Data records
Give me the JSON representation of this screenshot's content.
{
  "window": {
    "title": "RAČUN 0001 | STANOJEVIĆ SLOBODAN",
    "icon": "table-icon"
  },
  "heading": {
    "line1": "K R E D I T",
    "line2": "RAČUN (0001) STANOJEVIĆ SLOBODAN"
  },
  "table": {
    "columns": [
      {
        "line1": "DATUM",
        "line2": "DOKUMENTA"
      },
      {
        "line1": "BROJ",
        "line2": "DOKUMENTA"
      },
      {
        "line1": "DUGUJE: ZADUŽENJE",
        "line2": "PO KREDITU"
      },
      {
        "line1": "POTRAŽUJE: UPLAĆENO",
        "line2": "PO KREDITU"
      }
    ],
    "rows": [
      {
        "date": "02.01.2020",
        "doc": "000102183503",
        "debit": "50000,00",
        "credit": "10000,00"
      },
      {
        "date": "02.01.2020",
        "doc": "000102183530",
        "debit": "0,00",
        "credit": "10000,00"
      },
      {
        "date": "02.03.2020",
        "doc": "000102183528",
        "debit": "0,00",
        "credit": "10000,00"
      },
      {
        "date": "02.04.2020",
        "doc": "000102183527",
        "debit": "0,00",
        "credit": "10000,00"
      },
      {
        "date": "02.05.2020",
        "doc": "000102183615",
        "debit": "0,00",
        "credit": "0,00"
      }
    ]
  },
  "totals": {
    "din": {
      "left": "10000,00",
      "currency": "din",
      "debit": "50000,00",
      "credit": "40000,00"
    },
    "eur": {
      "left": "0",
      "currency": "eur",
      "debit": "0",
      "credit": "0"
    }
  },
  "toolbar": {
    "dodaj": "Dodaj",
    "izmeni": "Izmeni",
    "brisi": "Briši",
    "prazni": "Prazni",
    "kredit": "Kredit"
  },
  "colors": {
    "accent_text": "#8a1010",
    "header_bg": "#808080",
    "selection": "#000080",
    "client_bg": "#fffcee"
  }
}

▶ **OBJECTIVE**: Go over the entries above and say how many lines hold the string "STANOJEVIĆ", with no other text.

▶ **EXERCISE RESULT**: 2